• **Directive a**
Reproduce verbatim the portion of the entries that begins with the line containing "legend-label-cumulative-snr: cumilative SNR" and ends with the line containing "y-axis-title: Whitened strain", including both of those lines.

June 19, 2017

Guest post contributed by Allan Jude

ZFS was designed to be the last filesystem. Unlike other file systems, that were designed to be used for the next 10 years, ZFS was designed to last. Instead of being built with limits to outlast the next decade, ZFS was designed with scalable data structures that not only avoided limits on how big your volume or disks could be, but also to avoid limiting how many filesystems, volumes, and disks you could have. A single ZFS pool can theoretically address 256 quadrillion zettabytes of data, spread across up to 16,384 quadrillion disks. These numbers seem absurd, but the benefit of this design is that ZFS doesn’t lose significant amounts of performance if you have 100s, or 100s of thousands of snapshots. The scalable design means ZFS can be as big as you need it to be, there are no practical limits, and no point where the performance suddenly falls off a cliff.

What is ZFS?

ZFS is a copy-on-write filesystem, contrasting it to traditional filesystems that overwrite data in place. When you make a change to a file, the changed block is written to a new location, instead of being written over top of the original version. This enabled two of ZFS’s biggest features: 1) the filesystem is always consistent, there is never a need for a scan after a power failure or other disruption, and 2) the operator can create instant snapshots of each filesystem. If no snapshots exist, when the new version of the file is written, and the metadata that attaches the filename to that block of data is updated, the old version of the data becomes free space, available to be used by another file. The power comes when the operator has created a snapshot, in this case the copies of any blocks that were in use when the snapshot was taken, are kept, even when their content is superseded with newer data. Now, you have access to both versions of the file, the live version, and the copy of the file how it existed at the exact moment of the snapshot. The data that has not changed is shared between both copies, meaning this second copy only consumes space for the blocks that differ.

The primary design consideration for ZFS was the safety of the your data. Every block that is written to the filesystem is accompanied by a checksums of the data stored with the other metadata. That metadata block also has a checksum, as does its parent, all the way up to the top level block, called the uber block. When the ZFS filesystem is mounted, is examines the available array of uber blocks, and selects the newest one with a valid checksum. When combined with the copy-on-write feature, this means that in the event of a power failure or system crash, ZFS will still have a consistent view of the file system, any operations that were in progress and rolled back, and the filesystem is in pristine shape. This means no need for a long filesystem check after an unexpected shutdown.

Every time a block of a file is read from a ZFS filesystem, the data returned by the disk is checksummed, and that checksum is verified against the one stored in the metadata. If the results differ, this means the disk has returned incorrect data. ZFS will detect this, keeping a count of such errors for each disk, as this may be a sign of impending disk failure. If your ZFS filesystem is configured with redundancy, like mirrors or RAID-Z, this parity information will be used to reconstruct the incorrect block, and write the repaired data back to the disk. If there is no redundancy, and the data cannot be recovered, an error will be returned. This allows the operating system to stop an application from using invalid data, which may cause it to crash or do the wrong thing.

• **Records for processing**

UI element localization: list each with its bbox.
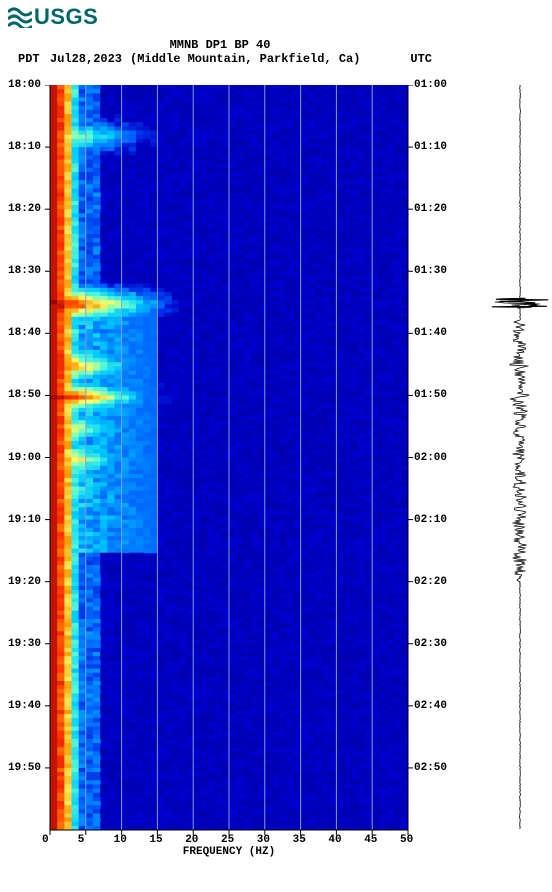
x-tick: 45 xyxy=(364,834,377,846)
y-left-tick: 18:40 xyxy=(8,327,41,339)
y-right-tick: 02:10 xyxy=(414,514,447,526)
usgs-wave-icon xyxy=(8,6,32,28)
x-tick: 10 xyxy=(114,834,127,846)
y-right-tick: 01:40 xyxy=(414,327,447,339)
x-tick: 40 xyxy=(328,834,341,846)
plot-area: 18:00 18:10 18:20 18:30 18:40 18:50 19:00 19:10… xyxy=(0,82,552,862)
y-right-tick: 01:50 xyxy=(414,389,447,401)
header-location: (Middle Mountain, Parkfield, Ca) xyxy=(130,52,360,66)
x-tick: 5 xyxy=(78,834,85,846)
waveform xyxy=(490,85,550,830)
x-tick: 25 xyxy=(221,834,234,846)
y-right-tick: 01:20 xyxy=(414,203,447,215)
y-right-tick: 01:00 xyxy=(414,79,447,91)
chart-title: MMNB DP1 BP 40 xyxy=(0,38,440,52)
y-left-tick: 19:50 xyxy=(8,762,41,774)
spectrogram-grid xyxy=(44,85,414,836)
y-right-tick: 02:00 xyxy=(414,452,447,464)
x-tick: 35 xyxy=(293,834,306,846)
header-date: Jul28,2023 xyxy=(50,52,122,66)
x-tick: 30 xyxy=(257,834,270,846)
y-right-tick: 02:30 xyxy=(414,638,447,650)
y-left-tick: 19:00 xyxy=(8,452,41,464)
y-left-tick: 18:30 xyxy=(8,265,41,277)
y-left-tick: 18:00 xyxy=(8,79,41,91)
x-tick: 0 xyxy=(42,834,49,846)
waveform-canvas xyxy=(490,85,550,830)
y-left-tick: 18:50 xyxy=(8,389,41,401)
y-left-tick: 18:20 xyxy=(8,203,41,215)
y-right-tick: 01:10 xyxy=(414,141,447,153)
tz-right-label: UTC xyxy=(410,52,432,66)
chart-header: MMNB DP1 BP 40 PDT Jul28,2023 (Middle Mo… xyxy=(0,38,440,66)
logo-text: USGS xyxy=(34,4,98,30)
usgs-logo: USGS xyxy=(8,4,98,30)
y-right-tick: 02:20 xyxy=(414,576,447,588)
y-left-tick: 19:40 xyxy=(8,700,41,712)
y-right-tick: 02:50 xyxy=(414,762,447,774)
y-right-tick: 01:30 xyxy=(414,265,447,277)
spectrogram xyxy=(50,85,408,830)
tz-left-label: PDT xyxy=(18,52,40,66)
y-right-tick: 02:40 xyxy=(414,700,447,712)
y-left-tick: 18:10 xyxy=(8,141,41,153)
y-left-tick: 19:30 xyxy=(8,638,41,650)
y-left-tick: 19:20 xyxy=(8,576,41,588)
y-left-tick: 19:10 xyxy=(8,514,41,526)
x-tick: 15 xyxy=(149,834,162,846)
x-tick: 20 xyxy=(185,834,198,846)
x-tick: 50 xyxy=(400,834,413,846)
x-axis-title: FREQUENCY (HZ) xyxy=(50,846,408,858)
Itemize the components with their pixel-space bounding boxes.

---

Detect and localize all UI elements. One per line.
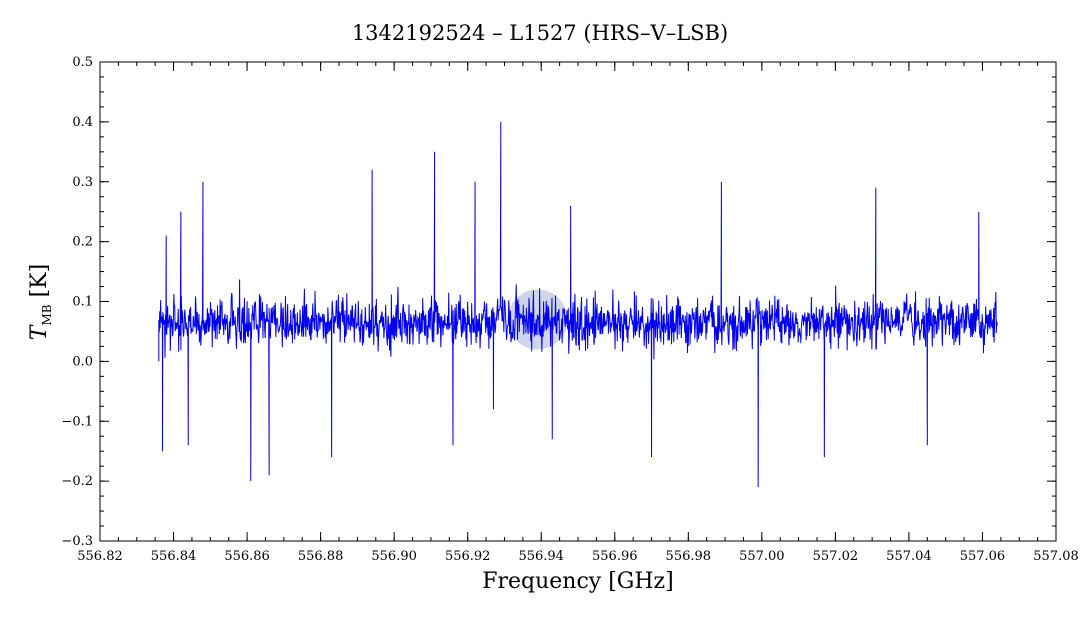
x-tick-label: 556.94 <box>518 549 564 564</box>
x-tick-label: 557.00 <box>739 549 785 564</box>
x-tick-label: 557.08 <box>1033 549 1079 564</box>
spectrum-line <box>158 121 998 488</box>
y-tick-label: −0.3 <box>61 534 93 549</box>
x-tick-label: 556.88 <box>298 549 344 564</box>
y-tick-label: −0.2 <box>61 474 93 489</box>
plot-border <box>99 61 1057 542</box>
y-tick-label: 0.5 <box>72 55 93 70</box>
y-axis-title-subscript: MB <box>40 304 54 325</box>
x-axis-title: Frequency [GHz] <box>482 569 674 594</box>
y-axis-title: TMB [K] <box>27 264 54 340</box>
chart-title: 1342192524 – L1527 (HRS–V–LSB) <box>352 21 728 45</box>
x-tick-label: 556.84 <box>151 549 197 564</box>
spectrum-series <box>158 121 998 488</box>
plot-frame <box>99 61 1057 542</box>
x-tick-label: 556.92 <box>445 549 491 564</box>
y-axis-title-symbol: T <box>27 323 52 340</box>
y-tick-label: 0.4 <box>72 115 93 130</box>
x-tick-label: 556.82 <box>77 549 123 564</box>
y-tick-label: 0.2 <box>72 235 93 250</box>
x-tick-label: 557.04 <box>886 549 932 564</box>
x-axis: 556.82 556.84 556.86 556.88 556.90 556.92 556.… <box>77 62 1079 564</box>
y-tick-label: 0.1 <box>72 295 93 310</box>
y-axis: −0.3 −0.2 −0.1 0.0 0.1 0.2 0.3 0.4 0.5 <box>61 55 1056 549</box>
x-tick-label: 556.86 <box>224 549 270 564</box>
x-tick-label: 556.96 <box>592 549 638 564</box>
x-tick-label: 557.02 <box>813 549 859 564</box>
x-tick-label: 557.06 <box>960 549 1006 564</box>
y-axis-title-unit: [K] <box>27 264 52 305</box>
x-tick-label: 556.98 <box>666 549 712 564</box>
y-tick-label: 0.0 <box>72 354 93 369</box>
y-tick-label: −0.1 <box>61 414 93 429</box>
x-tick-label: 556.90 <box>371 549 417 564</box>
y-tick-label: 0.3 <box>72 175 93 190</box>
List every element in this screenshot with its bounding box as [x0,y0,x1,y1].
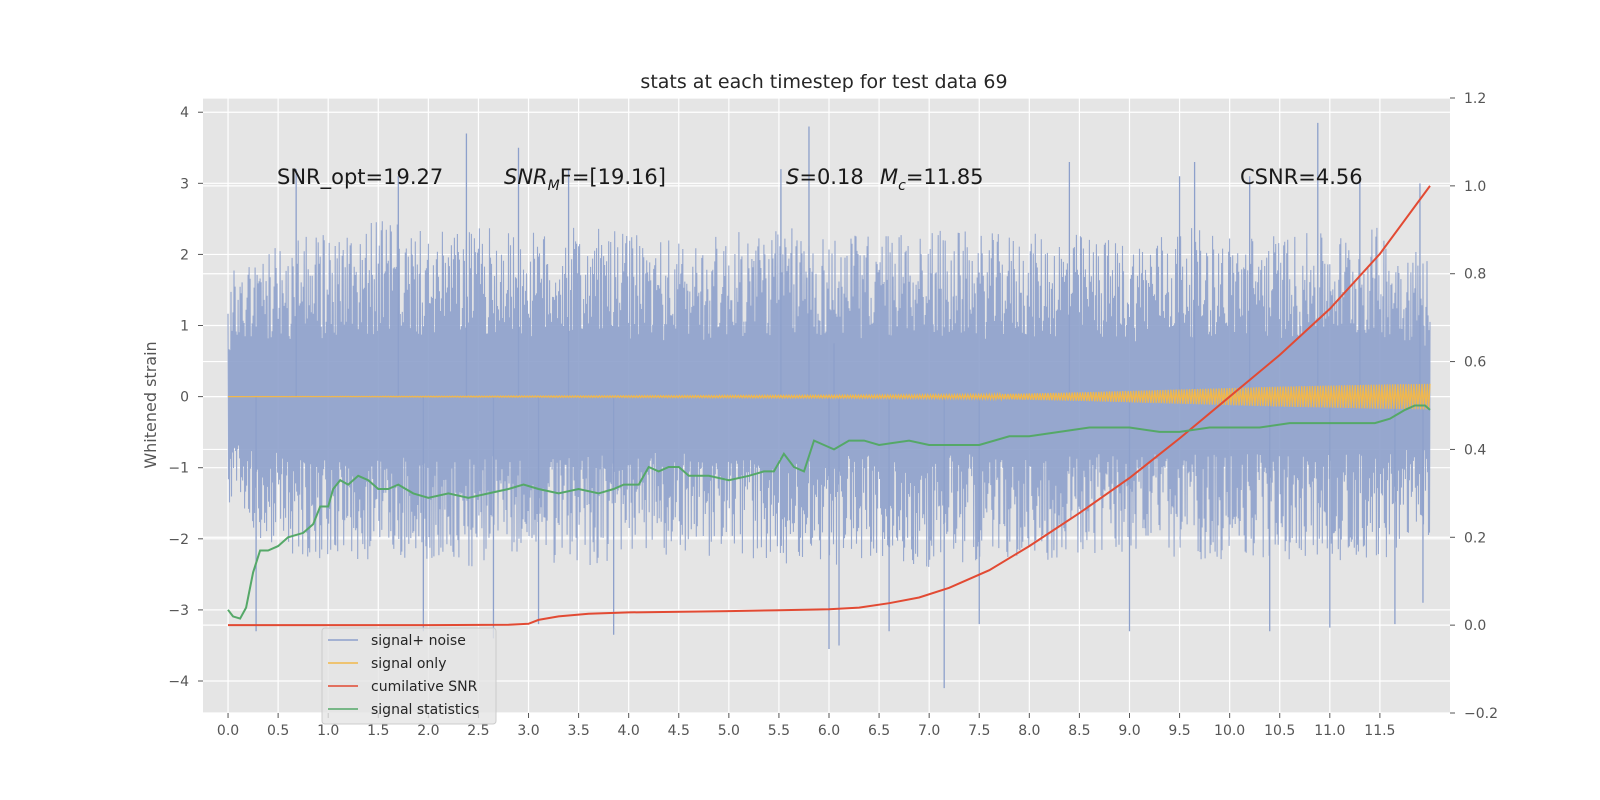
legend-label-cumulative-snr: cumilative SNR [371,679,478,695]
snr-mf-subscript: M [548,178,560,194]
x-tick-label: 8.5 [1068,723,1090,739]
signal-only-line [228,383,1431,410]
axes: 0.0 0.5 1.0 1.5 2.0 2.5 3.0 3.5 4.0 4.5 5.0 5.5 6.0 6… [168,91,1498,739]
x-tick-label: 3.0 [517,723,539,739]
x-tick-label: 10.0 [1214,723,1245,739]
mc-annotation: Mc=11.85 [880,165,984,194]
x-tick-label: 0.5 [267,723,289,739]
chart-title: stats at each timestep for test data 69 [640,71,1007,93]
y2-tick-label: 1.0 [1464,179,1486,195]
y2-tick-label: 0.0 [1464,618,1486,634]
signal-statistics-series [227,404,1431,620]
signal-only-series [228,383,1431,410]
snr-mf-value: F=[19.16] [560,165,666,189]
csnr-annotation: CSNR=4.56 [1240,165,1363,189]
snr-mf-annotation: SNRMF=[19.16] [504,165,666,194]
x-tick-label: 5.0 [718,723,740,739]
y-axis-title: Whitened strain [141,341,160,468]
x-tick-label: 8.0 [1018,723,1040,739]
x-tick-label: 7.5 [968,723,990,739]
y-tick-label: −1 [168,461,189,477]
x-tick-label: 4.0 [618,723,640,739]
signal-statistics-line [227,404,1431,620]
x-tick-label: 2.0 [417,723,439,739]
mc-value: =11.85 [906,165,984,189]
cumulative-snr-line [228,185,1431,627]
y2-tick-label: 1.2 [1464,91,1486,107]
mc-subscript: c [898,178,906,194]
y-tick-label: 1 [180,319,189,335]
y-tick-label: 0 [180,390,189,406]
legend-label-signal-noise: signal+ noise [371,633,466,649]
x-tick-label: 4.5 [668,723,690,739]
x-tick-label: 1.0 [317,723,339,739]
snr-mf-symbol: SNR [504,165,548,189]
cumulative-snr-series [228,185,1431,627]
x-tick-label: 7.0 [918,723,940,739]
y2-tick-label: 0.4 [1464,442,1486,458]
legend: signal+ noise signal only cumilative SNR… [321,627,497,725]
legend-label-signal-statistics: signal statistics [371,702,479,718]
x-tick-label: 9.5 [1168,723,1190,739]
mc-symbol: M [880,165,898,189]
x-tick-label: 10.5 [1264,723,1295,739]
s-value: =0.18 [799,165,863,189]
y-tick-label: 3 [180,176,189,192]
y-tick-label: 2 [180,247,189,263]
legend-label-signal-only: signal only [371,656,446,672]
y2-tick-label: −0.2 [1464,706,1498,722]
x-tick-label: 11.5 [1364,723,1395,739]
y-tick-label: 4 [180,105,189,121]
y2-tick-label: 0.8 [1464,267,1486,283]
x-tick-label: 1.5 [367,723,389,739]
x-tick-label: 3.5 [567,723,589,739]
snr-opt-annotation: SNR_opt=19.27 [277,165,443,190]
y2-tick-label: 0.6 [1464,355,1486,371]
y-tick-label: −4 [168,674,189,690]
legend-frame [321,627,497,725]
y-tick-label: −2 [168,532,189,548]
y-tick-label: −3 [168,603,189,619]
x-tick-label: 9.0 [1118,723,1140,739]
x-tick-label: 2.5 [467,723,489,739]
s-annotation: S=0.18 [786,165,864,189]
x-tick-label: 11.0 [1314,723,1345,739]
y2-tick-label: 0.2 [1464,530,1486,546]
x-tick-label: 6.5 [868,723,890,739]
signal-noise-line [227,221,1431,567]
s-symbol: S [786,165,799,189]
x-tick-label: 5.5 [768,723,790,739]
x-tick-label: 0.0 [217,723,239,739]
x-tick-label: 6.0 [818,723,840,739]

• **Directive b**
According to the excerpt on ZFS, what is the top-level block in the chain of metadata checksums called?

• **Written answer a**
legend-label-cumulative-snr: cumilative SNR [371,679,478,695]
snr-mf-subscript: M [548,178,560,194]
x-tick-label: 8.5 [1068,723,1090,739]
signal-only-line [228,383,1431,410]
axes: 0.0 0.5 1.0 1.5 2.0 2.5 3.0 3.5 4.0 4.5 5.0 5.5 6.0 6… [168,91,1498,739]
x-tick-label: 3.0 [517,723,539,739]
x-tick-label: 10.0 [1214,723,1245,739]
mc-annotation: Mc=11.85 [880,165,984,194]
x-tick-label: 0.5 [267,723,289,739]
chart-title: stats at each timestep for test data 69 [640,71,1007,93]
y2-tick-label: 1.0 [1464,179,1486,195]
y2-tick-label: 0.0 [1464,618,1486,634]
signal-statistics-series [227,404,1431,620]
signal-only-series [228,383,1431,410]
snr-mf-value: F=[19.16] [560,165,666,189]
csnr-annotation: CSNR=4.56 [1240,165,1363,189]
snr-mf-annotation: SNRMF=[19.16] [504,165,666,194]
x-tick-label: 5.0 [718,723,740,739]
y-axis-title: Whitened strain [141,341,160,468]

• **Written answer b**
The uber block.